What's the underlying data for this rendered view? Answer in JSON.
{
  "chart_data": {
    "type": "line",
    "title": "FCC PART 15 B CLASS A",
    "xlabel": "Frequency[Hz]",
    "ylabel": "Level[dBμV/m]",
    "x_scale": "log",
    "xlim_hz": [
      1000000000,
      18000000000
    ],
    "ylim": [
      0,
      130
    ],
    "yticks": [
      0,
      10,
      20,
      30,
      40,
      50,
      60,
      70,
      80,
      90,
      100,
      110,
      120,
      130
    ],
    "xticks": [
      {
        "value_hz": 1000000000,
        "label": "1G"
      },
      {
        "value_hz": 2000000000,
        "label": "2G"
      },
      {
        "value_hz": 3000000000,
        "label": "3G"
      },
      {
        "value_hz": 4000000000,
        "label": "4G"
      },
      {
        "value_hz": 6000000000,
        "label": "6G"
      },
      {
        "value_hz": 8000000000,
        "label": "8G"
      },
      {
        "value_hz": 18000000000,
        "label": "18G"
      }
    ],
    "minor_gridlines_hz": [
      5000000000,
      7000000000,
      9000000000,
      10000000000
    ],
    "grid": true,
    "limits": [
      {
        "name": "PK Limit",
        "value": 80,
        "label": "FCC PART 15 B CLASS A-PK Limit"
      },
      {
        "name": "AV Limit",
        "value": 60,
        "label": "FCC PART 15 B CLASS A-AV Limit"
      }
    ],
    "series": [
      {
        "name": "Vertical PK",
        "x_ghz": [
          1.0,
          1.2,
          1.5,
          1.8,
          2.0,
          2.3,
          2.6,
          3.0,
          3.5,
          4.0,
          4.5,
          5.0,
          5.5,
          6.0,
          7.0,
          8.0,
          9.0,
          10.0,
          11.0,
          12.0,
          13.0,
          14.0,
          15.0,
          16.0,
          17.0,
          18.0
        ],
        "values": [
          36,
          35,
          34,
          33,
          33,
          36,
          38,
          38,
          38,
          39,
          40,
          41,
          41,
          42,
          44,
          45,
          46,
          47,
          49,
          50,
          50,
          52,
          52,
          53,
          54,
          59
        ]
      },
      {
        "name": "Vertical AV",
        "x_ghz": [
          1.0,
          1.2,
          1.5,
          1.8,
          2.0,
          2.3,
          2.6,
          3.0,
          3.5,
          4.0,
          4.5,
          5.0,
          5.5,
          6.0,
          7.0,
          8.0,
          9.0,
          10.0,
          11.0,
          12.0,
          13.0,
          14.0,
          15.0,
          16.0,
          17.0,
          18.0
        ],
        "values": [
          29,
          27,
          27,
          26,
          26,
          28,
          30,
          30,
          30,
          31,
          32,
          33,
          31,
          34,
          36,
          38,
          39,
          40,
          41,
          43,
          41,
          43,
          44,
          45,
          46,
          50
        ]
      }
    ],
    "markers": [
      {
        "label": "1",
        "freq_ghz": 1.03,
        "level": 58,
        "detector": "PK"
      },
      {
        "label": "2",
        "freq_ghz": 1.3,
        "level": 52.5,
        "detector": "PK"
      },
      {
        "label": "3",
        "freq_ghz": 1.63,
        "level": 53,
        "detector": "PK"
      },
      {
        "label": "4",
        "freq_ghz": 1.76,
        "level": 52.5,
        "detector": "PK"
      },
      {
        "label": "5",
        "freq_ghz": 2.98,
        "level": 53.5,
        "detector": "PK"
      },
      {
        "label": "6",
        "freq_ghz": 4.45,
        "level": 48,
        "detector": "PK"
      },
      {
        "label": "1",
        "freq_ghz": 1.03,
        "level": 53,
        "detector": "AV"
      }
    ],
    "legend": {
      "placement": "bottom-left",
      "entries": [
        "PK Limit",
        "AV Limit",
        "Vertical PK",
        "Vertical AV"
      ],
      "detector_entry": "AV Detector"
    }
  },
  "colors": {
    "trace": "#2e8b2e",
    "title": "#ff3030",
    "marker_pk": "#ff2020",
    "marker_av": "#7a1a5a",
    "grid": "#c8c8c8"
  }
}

:::

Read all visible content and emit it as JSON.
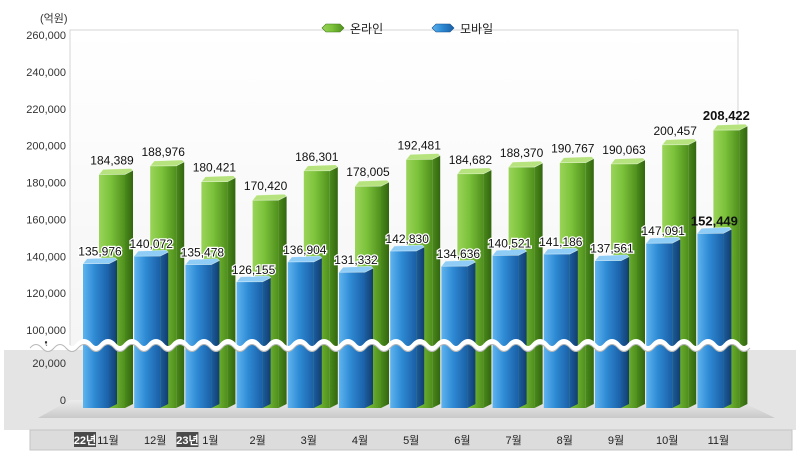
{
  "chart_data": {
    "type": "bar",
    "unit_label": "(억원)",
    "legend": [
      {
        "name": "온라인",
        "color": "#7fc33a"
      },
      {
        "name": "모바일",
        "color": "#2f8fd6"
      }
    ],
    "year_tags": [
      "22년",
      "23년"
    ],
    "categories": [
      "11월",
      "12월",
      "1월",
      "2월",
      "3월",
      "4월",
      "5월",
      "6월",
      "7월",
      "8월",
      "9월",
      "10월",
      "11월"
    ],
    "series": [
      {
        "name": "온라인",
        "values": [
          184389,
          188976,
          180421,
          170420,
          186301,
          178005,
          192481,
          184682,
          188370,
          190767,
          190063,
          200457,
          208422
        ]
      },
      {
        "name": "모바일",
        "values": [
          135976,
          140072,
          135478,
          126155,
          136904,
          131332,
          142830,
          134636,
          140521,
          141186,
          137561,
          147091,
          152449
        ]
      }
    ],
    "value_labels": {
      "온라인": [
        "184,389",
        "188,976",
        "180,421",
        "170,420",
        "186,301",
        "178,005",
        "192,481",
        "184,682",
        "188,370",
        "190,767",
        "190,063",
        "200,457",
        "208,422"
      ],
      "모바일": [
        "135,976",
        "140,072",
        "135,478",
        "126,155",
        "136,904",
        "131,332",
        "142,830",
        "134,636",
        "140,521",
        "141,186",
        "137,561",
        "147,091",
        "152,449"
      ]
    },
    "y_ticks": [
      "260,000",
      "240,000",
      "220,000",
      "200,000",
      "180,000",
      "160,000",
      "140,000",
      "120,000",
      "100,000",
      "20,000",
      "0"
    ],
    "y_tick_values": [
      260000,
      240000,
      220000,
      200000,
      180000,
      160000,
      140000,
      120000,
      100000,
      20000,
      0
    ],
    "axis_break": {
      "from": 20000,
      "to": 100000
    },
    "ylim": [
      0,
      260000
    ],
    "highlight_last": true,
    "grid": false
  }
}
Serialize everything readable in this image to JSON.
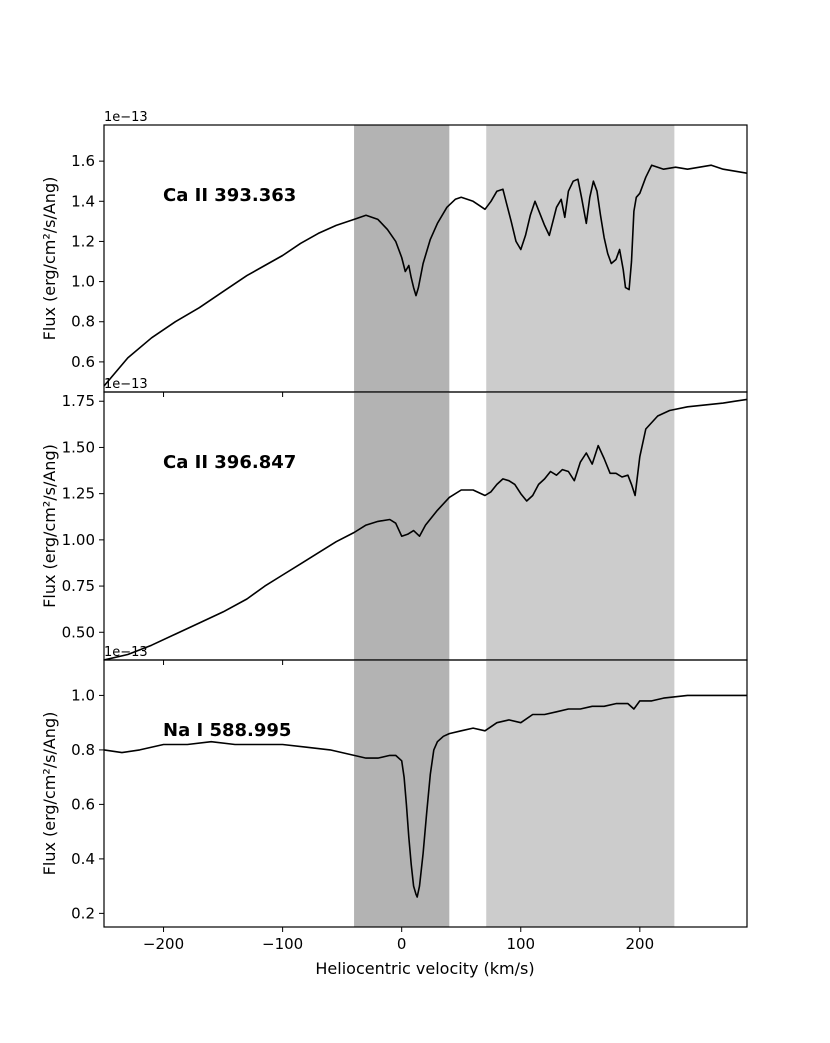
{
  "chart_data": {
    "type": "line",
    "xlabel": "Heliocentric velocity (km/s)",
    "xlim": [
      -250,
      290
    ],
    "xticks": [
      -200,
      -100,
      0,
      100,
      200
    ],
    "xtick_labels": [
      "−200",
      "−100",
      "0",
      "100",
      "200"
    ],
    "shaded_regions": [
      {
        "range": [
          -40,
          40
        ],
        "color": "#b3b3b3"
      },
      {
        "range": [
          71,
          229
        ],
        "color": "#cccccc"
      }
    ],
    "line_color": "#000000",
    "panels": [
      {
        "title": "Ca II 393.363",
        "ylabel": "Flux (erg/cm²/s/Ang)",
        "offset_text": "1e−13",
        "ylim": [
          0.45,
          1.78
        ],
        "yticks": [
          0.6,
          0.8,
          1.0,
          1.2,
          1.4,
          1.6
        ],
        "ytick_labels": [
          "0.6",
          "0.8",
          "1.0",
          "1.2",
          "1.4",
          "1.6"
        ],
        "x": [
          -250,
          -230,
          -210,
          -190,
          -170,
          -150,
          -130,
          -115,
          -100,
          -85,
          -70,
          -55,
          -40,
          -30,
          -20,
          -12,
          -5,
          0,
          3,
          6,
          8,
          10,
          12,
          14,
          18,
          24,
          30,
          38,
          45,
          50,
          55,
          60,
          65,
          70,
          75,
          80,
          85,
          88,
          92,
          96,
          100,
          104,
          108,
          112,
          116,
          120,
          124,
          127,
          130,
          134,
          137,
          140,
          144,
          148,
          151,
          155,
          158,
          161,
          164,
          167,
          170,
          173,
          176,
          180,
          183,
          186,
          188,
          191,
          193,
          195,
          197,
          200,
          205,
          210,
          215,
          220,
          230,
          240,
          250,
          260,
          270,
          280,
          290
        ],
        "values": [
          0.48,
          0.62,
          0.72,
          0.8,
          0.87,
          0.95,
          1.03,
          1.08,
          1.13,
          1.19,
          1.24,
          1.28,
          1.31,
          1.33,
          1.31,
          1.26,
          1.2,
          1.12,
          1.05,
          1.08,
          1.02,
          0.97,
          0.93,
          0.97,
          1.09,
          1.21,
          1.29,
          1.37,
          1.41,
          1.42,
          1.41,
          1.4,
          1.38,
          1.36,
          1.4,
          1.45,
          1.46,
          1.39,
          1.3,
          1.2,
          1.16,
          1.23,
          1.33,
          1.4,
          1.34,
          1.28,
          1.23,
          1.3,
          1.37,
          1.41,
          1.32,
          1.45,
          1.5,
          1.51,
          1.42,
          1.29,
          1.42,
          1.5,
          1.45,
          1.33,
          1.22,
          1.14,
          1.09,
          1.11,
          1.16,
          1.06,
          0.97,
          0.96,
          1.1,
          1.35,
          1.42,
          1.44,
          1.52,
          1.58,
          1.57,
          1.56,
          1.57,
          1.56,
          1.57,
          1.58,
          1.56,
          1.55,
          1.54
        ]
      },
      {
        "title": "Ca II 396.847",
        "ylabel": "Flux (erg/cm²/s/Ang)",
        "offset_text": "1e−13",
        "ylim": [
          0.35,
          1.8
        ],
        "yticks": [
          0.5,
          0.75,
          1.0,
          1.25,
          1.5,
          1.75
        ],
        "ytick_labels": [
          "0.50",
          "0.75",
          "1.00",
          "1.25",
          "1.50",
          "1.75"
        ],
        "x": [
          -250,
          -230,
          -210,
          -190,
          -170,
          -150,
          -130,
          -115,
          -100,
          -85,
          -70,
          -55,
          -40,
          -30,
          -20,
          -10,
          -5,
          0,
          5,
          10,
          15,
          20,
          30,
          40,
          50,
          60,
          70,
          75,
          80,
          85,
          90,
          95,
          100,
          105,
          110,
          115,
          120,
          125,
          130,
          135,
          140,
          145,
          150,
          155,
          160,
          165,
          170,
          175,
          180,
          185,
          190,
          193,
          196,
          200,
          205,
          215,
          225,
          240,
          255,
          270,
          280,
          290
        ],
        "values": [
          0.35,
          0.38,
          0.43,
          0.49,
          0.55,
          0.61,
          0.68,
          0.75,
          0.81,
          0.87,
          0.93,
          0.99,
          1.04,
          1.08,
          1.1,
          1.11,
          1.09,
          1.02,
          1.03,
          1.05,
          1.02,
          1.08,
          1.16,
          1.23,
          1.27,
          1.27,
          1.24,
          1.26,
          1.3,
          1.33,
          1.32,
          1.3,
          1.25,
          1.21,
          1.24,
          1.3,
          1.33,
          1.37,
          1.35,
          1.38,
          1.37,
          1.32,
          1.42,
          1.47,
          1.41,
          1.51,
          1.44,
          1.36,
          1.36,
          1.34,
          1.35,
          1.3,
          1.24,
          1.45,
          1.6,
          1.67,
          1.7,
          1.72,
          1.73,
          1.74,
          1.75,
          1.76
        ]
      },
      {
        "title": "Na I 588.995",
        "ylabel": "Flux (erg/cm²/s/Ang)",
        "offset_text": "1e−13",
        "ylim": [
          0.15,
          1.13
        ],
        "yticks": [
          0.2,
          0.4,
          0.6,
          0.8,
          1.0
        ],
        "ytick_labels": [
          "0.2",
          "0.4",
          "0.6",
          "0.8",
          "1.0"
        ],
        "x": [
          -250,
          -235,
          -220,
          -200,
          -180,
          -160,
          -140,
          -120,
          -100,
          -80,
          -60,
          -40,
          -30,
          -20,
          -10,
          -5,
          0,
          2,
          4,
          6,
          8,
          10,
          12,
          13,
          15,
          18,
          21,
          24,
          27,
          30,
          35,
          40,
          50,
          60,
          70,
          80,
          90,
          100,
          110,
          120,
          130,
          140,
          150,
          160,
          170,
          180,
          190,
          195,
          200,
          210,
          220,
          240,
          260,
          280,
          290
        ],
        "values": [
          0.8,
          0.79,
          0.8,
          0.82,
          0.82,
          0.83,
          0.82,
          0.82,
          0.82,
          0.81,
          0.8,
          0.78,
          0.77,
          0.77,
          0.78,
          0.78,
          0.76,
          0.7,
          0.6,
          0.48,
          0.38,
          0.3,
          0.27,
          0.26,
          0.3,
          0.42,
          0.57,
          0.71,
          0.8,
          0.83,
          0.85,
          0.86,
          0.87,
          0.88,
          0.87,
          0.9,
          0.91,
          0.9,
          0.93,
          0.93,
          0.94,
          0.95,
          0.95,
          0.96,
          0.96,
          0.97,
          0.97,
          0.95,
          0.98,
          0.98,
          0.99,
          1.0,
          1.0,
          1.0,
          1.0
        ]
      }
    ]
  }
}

:::

Give only the number of lines in the entries that contain "this".

_Response to the exercise_.
2